* begin *

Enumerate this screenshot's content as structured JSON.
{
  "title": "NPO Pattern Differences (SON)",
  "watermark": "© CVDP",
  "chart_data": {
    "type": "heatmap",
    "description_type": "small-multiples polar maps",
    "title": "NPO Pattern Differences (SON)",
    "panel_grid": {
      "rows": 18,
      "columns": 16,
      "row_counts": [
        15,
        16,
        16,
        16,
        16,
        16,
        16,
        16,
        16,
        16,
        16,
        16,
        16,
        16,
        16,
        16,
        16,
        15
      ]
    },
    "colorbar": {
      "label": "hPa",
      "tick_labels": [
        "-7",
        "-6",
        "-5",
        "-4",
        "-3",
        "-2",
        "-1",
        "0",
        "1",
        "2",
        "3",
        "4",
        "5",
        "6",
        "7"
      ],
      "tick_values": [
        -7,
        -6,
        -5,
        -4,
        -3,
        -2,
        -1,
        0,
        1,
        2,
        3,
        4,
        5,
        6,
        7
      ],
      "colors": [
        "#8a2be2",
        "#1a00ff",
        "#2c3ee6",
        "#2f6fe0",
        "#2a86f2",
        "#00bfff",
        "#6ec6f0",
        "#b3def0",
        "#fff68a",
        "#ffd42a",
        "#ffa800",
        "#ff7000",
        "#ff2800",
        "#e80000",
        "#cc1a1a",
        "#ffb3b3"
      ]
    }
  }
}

* end *

Filter the data for the string "Pattern" and copy every line that has it.

  "title": "NPO Pattern Differences (SON)",
    "title": "NPO Pattern Differences (SON)",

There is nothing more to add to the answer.